EXERCISE: Every line from the one containing "Read this page and output its text content." to the final line of the material below must be reproduced exactly; leave out all other lines.

SOURCE MATERIAL:
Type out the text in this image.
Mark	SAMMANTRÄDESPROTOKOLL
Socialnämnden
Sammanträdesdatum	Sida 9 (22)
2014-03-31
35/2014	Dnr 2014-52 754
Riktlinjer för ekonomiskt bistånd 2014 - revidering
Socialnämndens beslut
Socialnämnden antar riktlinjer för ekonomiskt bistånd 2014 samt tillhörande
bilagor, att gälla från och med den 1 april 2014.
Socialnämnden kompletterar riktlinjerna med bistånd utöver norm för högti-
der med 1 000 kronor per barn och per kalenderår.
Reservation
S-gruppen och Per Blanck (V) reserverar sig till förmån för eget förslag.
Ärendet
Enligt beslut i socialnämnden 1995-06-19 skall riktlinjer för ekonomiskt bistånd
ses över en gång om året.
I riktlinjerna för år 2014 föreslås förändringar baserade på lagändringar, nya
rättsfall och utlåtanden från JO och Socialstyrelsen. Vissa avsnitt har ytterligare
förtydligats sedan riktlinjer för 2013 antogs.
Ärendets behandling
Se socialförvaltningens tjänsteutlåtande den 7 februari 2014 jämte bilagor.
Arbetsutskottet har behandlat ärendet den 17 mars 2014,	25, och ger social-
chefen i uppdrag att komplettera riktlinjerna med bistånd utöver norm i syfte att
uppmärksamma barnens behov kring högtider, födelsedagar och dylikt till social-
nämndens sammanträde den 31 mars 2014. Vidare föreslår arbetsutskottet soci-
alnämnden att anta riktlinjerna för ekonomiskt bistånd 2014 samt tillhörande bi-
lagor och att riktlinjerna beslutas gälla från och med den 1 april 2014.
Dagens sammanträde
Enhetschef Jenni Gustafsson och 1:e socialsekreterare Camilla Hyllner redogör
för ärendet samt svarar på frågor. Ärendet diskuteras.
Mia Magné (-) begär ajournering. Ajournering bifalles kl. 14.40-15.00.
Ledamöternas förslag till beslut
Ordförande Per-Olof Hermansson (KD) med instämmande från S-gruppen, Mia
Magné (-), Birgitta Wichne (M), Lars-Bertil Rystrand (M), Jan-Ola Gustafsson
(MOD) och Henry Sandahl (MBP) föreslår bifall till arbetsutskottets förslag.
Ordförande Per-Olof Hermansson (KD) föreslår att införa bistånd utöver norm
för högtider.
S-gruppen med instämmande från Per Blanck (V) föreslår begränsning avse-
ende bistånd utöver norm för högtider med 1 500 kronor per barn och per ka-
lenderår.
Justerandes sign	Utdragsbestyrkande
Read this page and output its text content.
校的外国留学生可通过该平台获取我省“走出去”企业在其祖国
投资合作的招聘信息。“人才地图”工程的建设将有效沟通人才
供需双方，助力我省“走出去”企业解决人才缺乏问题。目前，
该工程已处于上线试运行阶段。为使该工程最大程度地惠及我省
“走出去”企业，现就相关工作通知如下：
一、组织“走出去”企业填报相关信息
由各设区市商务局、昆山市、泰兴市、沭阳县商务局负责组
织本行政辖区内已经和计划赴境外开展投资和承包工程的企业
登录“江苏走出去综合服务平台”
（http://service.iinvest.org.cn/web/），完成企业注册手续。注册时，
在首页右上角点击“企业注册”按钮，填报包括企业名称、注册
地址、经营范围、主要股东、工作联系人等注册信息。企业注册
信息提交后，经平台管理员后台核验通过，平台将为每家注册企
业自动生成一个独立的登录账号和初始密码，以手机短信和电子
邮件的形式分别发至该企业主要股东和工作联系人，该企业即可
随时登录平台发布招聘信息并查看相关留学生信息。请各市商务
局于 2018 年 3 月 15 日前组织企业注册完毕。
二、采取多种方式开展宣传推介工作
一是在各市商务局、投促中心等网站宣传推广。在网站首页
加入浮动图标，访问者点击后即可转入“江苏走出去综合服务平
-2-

ANSWER TO THIS EXERCISE:
Read this page and output its text content.
校的外国留学生可通过该平台获取我省“走出去”企业在其祖国
投资合作的招聘信息。“人才地图”工程的建设将有效沟通人才
供需双方，助力我省“走出去”企业解决人才缺乏问题。目前，
该工程已处于上线试运行阶段。为使该工程最大程度地惠及我省
“走出去”企业，现就相关工作通知如下：
一、组织“走出去”企业填报相关信息
由各设区市商务局、昆山市、泰兴市、沭阳县商务局负责组
织本行政辖区内已经和计划赴境外开展投资和承包工程的企业
登录“江苏走出去综合服务平台”
（http://service.iinvest.org.cn/web/），完成企业注册手续。注册时，
在首页右上角点击“企业注册”按钮，填报包括企业名称、注册
地址、经营范围、主要股东、工作联系人等注册信息。企业注册
信息提交后，经平台管理员后台核验通过，平台将为每家注册企
业自动生成一个独立的登录账号和初始密码，以手机短信和电子
邮件的形式分别发至该企业主要股东和工作联系人，该企业即可
随时登录平台发布招聘信息并查看相关留学生信息。请各市商务
局于 2018 年 3 月 15 日前组织企业注册完毕。
二、采取多种方式开展宣传推介工作
一是在各市商务局、投促中心等网站宣传推广。在网站首页
加入浮动图标，访问者点击后即可转入“江苏走出去综合服务平
-2-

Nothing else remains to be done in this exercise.